#### AIM
Each record below should be output verbatim, without pictures.

#### INFORMATION GIVEN

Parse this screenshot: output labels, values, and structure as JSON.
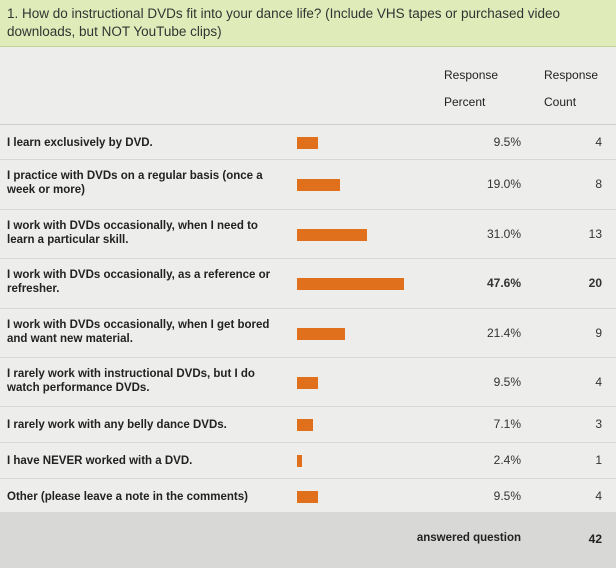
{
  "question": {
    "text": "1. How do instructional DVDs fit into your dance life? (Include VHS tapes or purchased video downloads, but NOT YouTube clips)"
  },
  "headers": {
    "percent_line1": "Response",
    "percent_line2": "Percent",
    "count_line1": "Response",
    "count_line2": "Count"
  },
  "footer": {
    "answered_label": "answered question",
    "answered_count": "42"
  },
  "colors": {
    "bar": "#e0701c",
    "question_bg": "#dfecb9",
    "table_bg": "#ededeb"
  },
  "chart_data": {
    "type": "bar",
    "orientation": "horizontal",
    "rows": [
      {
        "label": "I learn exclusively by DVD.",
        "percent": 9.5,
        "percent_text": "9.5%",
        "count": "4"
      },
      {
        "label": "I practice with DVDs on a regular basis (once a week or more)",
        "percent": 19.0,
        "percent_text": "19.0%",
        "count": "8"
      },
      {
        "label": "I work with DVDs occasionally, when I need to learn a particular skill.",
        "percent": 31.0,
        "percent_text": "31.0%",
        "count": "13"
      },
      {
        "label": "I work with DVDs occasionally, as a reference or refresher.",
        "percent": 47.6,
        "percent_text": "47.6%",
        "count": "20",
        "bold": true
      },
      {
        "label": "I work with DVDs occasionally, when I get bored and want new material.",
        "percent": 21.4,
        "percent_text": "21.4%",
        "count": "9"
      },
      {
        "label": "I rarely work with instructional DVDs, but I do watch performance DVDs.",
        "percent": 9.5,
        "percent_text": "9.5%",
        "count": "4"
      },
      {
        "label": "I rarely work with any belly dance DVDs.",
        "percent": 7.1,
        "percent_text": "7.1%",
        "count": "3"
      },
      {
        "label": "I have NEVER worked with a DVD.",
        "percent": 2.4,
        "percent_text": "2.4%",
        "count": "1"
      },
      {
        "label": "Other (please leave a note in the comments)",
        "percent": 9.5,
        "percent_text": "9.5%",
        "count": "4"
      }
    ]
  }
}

#### RESPONSE TO THIS EXERCISE
Parse this screenshot: output labels, values, and structure as JSON.
{
  "question": {
    "text": "1. How do instructional DVDs fit into your dance life? (Include VHS tapes or purchased video downloads, but NOT YouTube clips)"
  },
  "headers": {
    "percent_line1": "Response",
    "percent_line2": "Percent",
    "count_line1": "Response",
    "count_line2": "Count"
  },
  "footer": {
    "answered_label": "answered question",
    "answered_count": "42"
  },
  "colors": {
    "bar": "#e0701c",
    "question_bg": "#dfecb9",
    "table_bg": "#ededeb"
  },
  "chart_data": {
    "type": "bar",
    "orientation": "horizontal",
    "rows": [
      {
        "label": "I learn exclusively by DVD.",
        "percent": 9.5,
        "percent_text": "9.5%",
        "count": "4"
      },
      {
        "label": "I practice with DVDs on a regular basis (once a week or more)",
        "percent": 19.0,
        "percent_text": "19.0%",
        "count": "8"
      },
      {
        "label": "I work with DVDs occasionally, when I need to learn a particular skill.",
        "percent": 31.0,
        "percent_text": "31.0%",
        "count": "13"
      },
      {
        "label": "I work with DVDs occasionally, as a reference or refresher.",
        "percent": 47.6,
        "percent_text": "47.6%",
        "count": "20",
        "bold": true
      },
      {
        "label": "I work with DVDs occasionally, when I get bored and want new material.",
        "percent": 21.4,
        "percent_text": "21.4%",
        "count": "9"
      },
      {
        "label": "I rarely work with instructional DVDs, but I do watch performance DVDs.",
        "percent": 9.5,
        "percent_text": "9.5%",
        "count": "4"
      },
      {
        "label": "I rarely work with any belly dance DVDs.",
        "percent": 7.1,
        "percent_text": "7.1%",
        "count": "3"
      },
      {
        "label": "I have NEVER worked with a DVD.",
        "percent": 2.4,
        "percent_text": "2.4%",
        "count": "1"
      },
      {
        "label": "Other (please leave a note in the comments)",
        "percent": 9.5,
        "percent_text": "9.5%",
        "count": "4"
      }
    ]
  }
}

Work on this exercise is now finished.